* Work to be completed
Each entry must be reproduced precisely as it stands.

## start The data

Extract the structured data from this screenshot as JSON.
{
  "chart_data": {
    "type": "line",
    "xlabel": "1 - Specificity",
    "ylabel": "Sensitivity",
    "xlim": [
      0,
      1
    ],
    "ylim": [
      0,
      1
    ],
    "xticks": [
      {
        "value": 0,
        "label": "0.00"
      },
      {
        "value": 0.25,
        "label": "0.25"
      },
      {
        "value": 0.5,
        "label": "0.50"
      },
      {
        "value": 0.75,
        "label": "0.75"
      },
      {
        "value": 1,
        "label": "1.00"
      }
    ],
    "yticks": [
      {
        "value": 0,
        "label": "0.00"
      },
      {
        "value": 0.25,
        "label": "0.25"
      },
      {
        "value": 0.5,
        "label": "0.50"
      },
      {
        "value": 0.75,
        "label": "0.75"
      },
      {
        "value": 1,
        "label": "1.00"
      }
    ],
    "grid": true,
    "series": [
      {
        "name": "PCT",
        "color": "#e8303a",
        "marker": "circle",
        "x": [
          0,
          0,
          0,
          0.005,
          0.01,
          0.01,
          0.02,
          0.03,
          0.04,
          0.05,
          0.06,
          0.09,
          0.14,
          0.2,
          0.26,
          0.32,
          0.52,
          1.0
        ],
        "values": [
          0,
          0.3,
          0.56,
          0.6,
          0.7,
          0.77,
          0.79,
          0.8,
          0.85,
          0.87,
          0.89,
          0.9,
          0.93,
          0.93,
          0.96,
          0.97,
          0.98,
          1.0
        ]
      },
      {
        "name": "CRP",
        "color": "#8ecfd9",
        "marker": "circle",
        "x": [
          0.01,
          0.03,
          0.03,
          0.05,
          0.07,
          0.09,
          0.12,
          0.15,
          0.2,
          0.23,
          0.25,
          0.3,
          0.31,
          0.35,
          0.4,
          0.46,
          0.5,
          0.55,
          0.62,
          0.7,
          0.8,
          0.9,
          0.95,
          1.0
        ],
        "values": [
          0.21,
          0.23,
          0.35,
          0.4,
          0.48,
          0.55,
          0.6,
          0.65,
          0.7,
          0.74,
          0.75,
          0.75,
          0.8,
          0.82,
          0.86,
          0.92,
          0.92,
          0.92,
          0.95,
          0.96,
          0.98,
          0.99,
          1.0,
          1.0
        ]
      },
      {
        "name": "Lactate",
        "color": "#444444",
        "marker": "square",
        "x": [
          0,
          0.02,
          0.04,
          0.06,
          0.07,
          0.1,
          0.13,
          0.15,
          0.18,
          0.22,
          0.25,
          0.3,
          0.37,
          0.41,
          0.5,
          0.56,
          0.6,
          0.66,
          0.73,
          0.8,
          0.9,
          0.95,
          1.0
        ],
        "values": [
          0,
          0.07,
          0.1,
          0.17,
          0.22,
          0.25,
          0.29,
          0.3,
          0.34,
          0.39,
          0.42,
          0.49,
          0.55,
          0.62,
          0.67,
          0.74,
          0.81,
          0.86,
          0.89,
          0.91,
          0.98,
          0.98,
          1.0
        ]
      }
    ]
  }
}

## end The data

* The answer
Extract the structured data from this screenshot as JSON.
{
  "chart_data": {
    "type": "line",
    "xlabel": "1 - Specificity",
    "ylabel": "Sensitivity",
    "xlim": [
      0,
      1
    ],
    "ylim": [
      0,
      1
    ],
    "xticks": [
      {
        "value": 0,
        "label": "0.00"
      },
      {
        "value": 0.25,
        "label": "0.25"
      },
      {
        "value": 0.5,
        "label": "0.50"
      },
      {
        "value": 0.75,
        "label": "0.75"
      },
      {
        "value": 1,
        "label": "1.00"
      }
    ],
    "yticks": [
      {
        "value": 0,
        "label": "0.00"
      },
      {
        "value": 0.25,
        "label": "0.25"
      },
      {
        "value": 0.5,
        "label": "0.50"
      },
      {
        "value": 0.75,
        "label": "0.75"
      },
      {
        "value": 1,
        "label": "1.00"
      }
    ],
    "grid": true,
    "series": [
      {
        "name": "PCT",
        "color": "#e8303a",
        "marker": "circle",
        "x": [
          0,
          0,
          0,
          0.005,
          0.01,
          0.01,
          0.02,
          0.03,
          0.04,
          0.05,
          0.06,
          0.09,
          0.14,
          0.2,
          0.26,
          0.32,
          0.52,
          1.0
        ],
        "values": [
          0,
          0.3,
          0.56,
          0.6,
          0.7,
          0.77,
          0.79,
          0.8,
          0.85,
          0.87,
          0.89,
          0.9,
          0.93,
          0.93,
          0.96,
          0.97,
          0.98,
          1.0
        ]
      },
      {
        "name": "CRP",
        "color": "#8ecfd9",
        "marker": "circle",
        "x": [
          0.01,
          0.03,
          0.03,
          0.05,
          0.07,
          0.09,
          0.12,
          0.15,
          0.2,
          0.23,
          0.25,
          0.3,
          0.31,
          0.35,
          0.4,
          0.46,
          0.5,
          0.55,
          0.62,
          0.7,
          0.8,
          0.9,
          0.95,
          1.0
        ],
        "values": [
          0.21,
          0.23,
          0.35,
          0.4,
          0.48,
          0.55,
          0.6,
          0.65,
          0.7,
          0.74,
          0.75,
          0.75,
          0.8,
          0.82,
          0.86,
          0.92,
          0.92,
          0.92,
          0.95,
          0.96,
          0.98,
          0.99,
          1.0,
          1.0
        ]
      },
      {
        "name": "Lactate",
        "color": "#444444",
        "marker": "square",
        "x": [
          0,
          0.02,
          0.04,
          0.06,
          0.07,
          0.1,
          0.13,
          0.15,
          0.18,
          0.22,
          0.25,
          0.3,
          0.37,
          0.41,
          0.5,
          0.56,
          0.6,
          0.66,
          0.73,
          0.8,
          0.9,
          0.95,
          1.0
        ],
        "values": [
          0,
          0.07,
          0.1,
          0.17,
          0.22,
          0.25,
          0.29,
          0.3,
          0.34,
          0.39,
          0.42,
          0.49,
          0.55,
          0.62,
          0.67,
          0.74,
          0.81,
          0.86,
          0.89,
          0.91,
          0.98,
          0.98,
          1.0
        ]
      }
    ]
  }
}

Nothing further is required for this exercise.